## Begin DATA TO USE

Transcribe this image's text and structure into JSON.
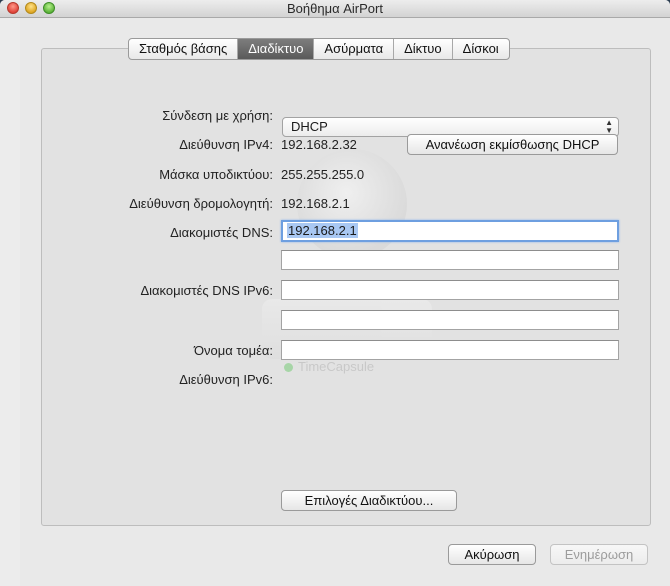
{
  "window": {
    "title": "Βοήθημα AirPort"
  },
  "tabs": [
    {
      "label": "Σταθμός βάσης",
      "active": false
    },
    {
      "label": "Διαδίκτυο",
      "active": true
    },
    {
      "label": "Ασύρματα",
      "active": false
    },
    {
      "label": "Δίκτυο",
      "active": false
    },
    {
      "label": "Δίσκοι",
      "active": false
    }
  ],
  "form": {
    "connect_using_label": "Σύνδεση με χρήση:",
    "connect_using_value": "DHCP",
    "ipv4_label": "Διεύθυνση IPv4:",
    "ipv4_value": "192.168.2.32",
    "renew_dhcp_button": "Ανανέωση εκμίσθωσης DHCP",
    "subnet_label": "Μάσκα υποδικτύου:",
    "subnet_value": "255.255.255.0",
    "router_label": "Διεύθυνση δρομολογητή:",
    "router_value": "192.168.2.1",
    "dns_label": "Διακομιστές DNS:",
    "dns_1": "192.168.2.1",
    "dns_2": "",
    "dns_ipv6_label": "Διακομιστές DNS IPv6:",
    "dns_ipv6_1": "",
    "dns_ipv6_2": "",
    "domain_label": "Όνομα τομέα:",
    "domain_value": "",
    "ipv6_label": "Διεύθυνση IPv6:",
    "internet_options_button": "Επιλογές Διαδικτύου..."
  },
  "watermark": {
    "device_name": "TimeCapsule"
  },
  "footer": {
    "cancel_button": "Ακύρωση",
    "update_button": "Ενημέρωση"
  }
}
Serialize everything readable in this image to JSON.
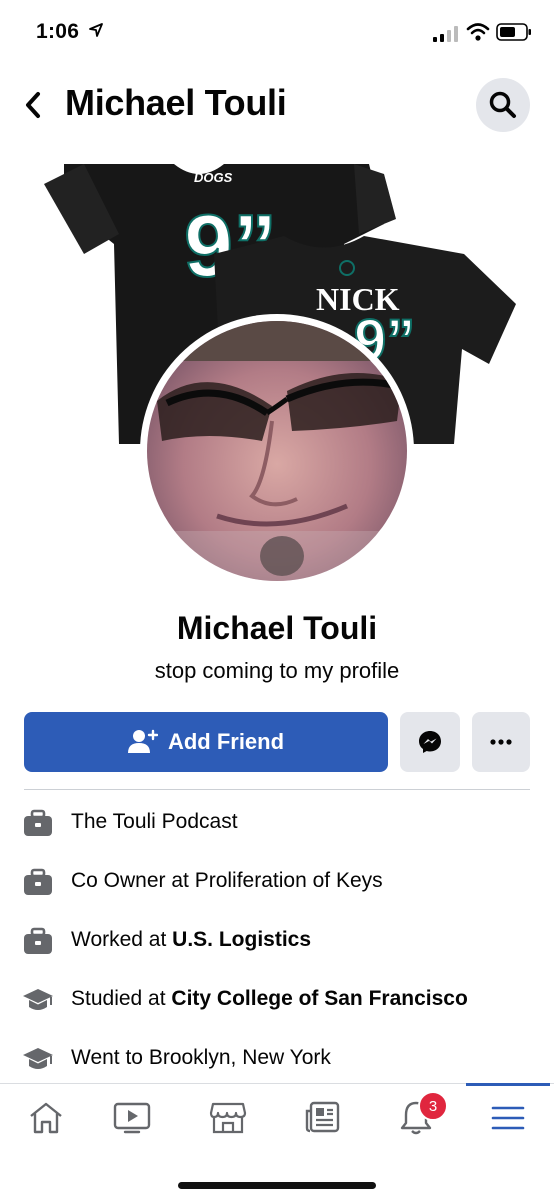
{
  "status_bar": {
    "time": "1:06"
  },
  "header": {
    "title": "Michael Touli"
  },
  "cover": {
    "shirt_brand": "DOGS",
    "shirt_number": "9”",
    "shirt_name": "NICK"
  },
  "profile": {
    "name": "Michael Touli",
    "bio": "stop coming to my profile"
  },
  "actions": {
    "add_friend_label": "Add Friend"
  },
  "info": [
    {
      "icon": "briefcase-icon",
      "prefix": "The Touli Podcast",
      "bold": ""
    },
    {
      "icon": "briefcase-icon",
      "prefix": "Co Owner at Proliferation of Keys",
      "bold": ""
    },
    {
      "icon": "briefcase-icon",
      "prefix": "Worked at ",
      "bold": "U.S. Logistics"
    },
    {
      "icon": "graduation-cap-icon",
      "prefix": "Studied at ",
      "bold": "City College of San Francisco"
    },
    {
      "icon": "graduation-cap-icon",
      "prefix": "Went to Brooklyn, New York",
      "bold": ""
    }
  ],
  "tab_bar": {
    "tabs": [
      "home-icon",
      "watch-icon",
      "marketplace-icon",
      "news-icon",
      "notifications-icon",
      "menu-icon"
    ],
    "notifications_badge": "3",
    "active_tab": "menu-icon",
    "accent": "#2d5cb7"
  },
  "colors": {
    "primary": "#2d5cb7",
    "badge": "#e0263e",
    "secondary_bg": "#e4e6eb"
  }
}
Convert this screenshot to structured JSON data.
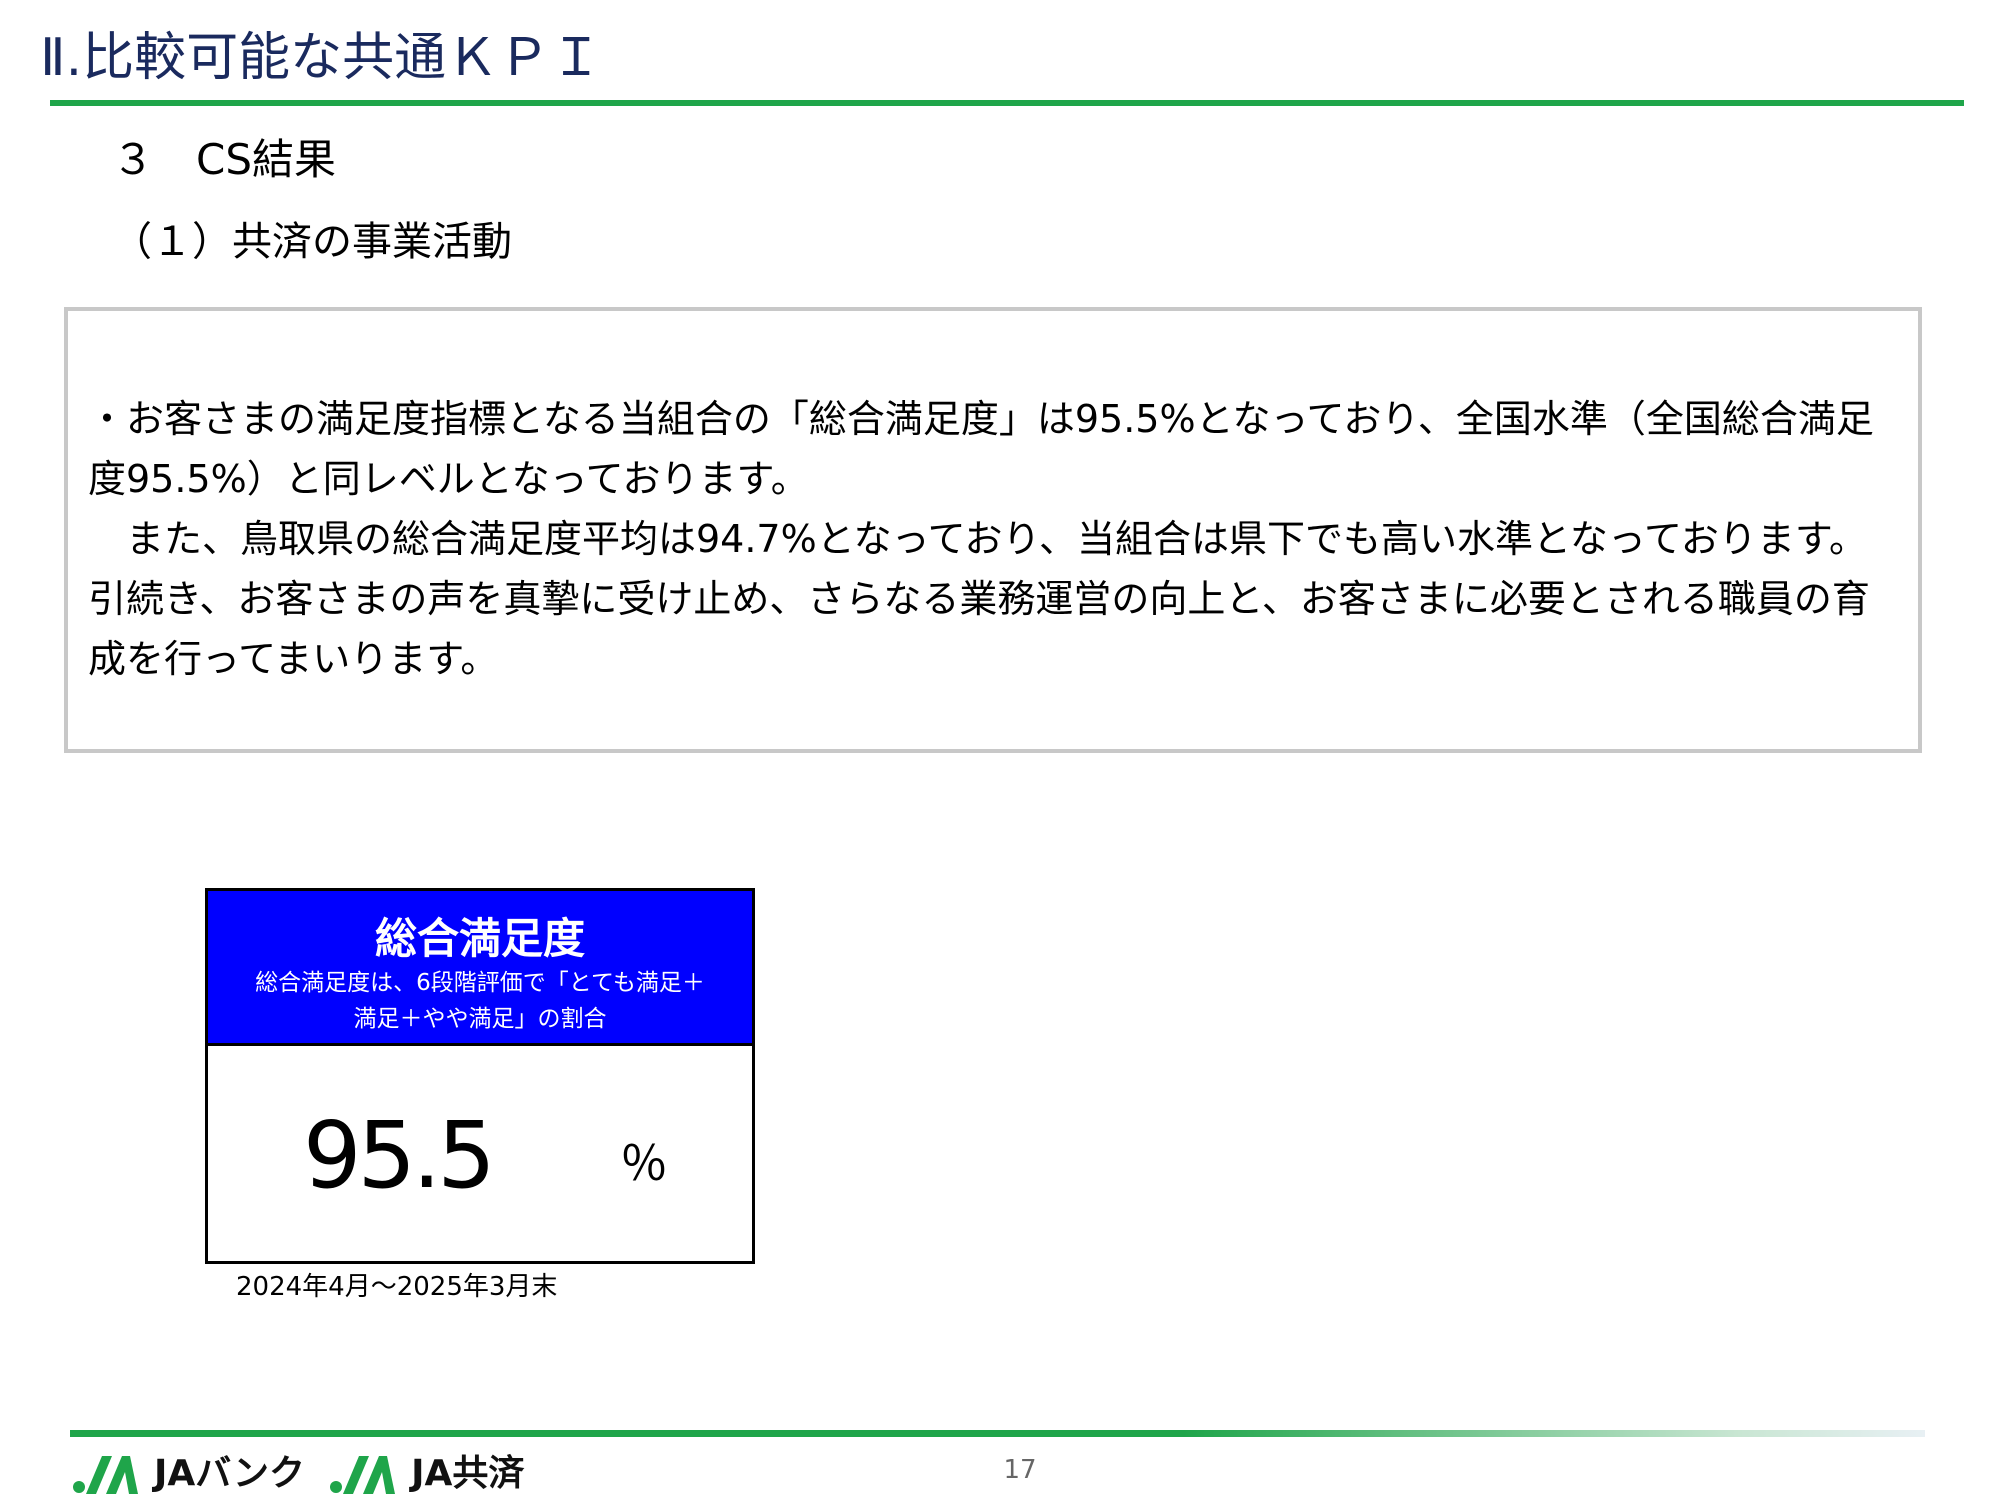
{
  "header": {
    "title": "Ⅱ.比較可能な共通ＫＰＩ"
  },
  "section": {
    "heading": "３　CS結果",
    "subheading": "（１）共済の事業活動"
  },
  "summary": {
    "lines": [
      "・お客さまの満足度指標となる当組合の「総合満足度」は95.5%となっており、全国水準（全国総合満足度95.5%）と同レベルとなっております。",
      "　また、鳥取県の総合満足度平均は94.7%となっており、当組合は県下でも高い水準となっております。",
      "引続き、お客さまの声を真摯に受け止め、さらなる業務運営の向上と、お客さまに必要とされる職員の育成を行ってまいります。"
    ]
  },
  "kpi_card": {
    "title": "総合満足度",
    "description": "総合満足度は、6段階評価で「とても満足＋満足＋やや満足」の割合",
    "value": "95.5",
    "unit": "％",
    "period": "2024年4月～2025年3月末",
    "header_color": "#0000ff"
  },
  "footer": {
    "logos": [
      {
        "name": "JAバンク",
        "icon": "ja-logo-icon"
      },
      {
        "name": "JA共済",
        "icon": "ja-logo-icon"
      }
    ],
    "page_number": "17",
    "accent_color": "#1fa54a"
  }
}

## End DATA TO USE

# SHORT TASK:
All entries are to be retyped exactly. Omit any embedded images.

# THE SOLUTION:
Transcribe this image's text and structure into JSON.
{
  "window": {
    "title": "Βοήθημα AirPort"
  },
  "tabs": [
    {
      "label": "Σταθμός βάσης",
      "active": false
    },
    {
      "label": "Διαδίκτυο",
      "active": true
    },
    {
      "label": "Ασύρματα",
      "active": false
    },
    {
      "label": "Δίκτυο",
      "active": false
    },
    {
      "label": "Δίσκοι",
      "active": false
    }
  ],
  "form": {
    "connect_using_label": "Σύνδεση με χρήση:",
    "connect_using_value": "DHCP",
    "ipv4_label": "Διεύθυνση IPv4:",
    "ipv4_value": "192.168.2.32",
    "renew_dhcp_button": "Ανανέωση εκμίσθωσης DHCP",
    "subnet_label": "Μάσκα υποδικτύου:",
    "subnet_value": "255.255.255.0",
    "router_label": "Διεύθυνση δρομολογητή:",
    "router_value": "192.168.2.1",
    "dns_label": "Διακομιστές DNS:",
    "dns_1": "192.168.2.1",
    "dns_2": "",
    "dns_ipv6_label": "Διακομιστές DNS IPv6:",
    "dns_ipv6_1": "",
    "dns_ipv6_2": "",
    "domain_label": "Όνομα τομέα:",
    "domain_value": "",
    "ipv6_label": "Διεύθυνση IPv6:",
    "internet_options_button": "Επιλογές Διαδικτύου..."
  },
  "watermark": {
    "device_name": "TimeCapsule"
  },
  "footer": {
    "cancel_button": "Ακύρωση",
    "update_button": "Ενημέρωση"
  }
}
Serialize everything readable in this image to JSON.
{
  "status_bar": {
    "time": "1:06"
  },
  "header": {
    "title": "Michael Touli"
  },
  "cover": {
    "shirt_brand": "DOGS",
    "shirt_number": "9”",
    "shirt_name": "NICK"
  },
  "profile": {
    "name": "Michael Touli",
    "bio": "stop coming to my profile"
  },
  "actions": {
    "add_friend_label": "Add Friend"
  },
  "info": [
    {
      "icon": "briefcase-icon",
      "prefix": "The Touli Podcast",
      "bold": ""
    },
    {
      "icon": "briefcase-icon",
      "prefix": "Co Owner at Proliferation of Keys",
      "bold": ""
    },
    {
      "icon": "briefcase-icon",
      "prefix": "Worked at ",
      "bold": "U.S. Logistics"
    },
    {
      "icon": "graduation-cap-icon",
      "prefix": "Studied at ",
      "bold": "City College of San Francisco"
    },
    {
      "icon": "graduation-cap-icon",
      "prefix": "Went to Brooklyn, New York",
      "bold": ""
    }
  ],
  "tab_bar": {
    "tabs": [
      "home-icon",
      "watch-icon",
      "marketplace-icon",
      "news-icon",
      "notifications-icon",
      "menu-icon"
    ],
    "notifications_badge": "3",
    "active_tab": "menu-icon",
    "accent": "#2d5cb7"
  },
  "colors": {
    "primary": "#2d5cb7",
    "badge": "#e0263e",
    "secondary_bg": "#e4e6eb"
  }
}
Convert this screenshot to structured JSON data.
{
  "header": {
    "title": "Ⅱ.比較可能な共通ＫＰＩ"
  },
  "section": {
    "heading": "３　CS結果",
    "subheading": "（１）共済の事業活動"
  },
  "summary": {
    "lines": [
      "・お客さまの満足度指標となる当組合の「総合満足度」は95.5%となっており、全国水準（全国総合満足度95.5%）と同レベルとなっております。",
      "　また、鳥取県の総合満足度平均は94.7%となっており、当組合は県下でも高い水準となっております。",
      "引続き、お客さまの声を真摯に受け止め、さらなる業務運営の向上と、お客さまに必要とされる職員の育成を行ってまいります。"
    ]
  },
  "kpi_card": {
    "title": "総合満足度",
    "description": "総合満足度は、6段階評価で「とても満足＋満足＋やや満足」の割合",
    "value": "95.5",
    "unit": "％",
    "period": "2024年4月～2025年3月末",
    "header_color": "#0000ff"
  },
  "footer": {
    "logos": [
      {
        "name": "JAバンク",
        "icon": "ja-logo-icon"
      },
      {
        "name": "JA共済",
        "icon": "ja-logo-icon"
      }
    ],
    "page_number": "17",
    "accent_color": "#1fa54a"
  }
}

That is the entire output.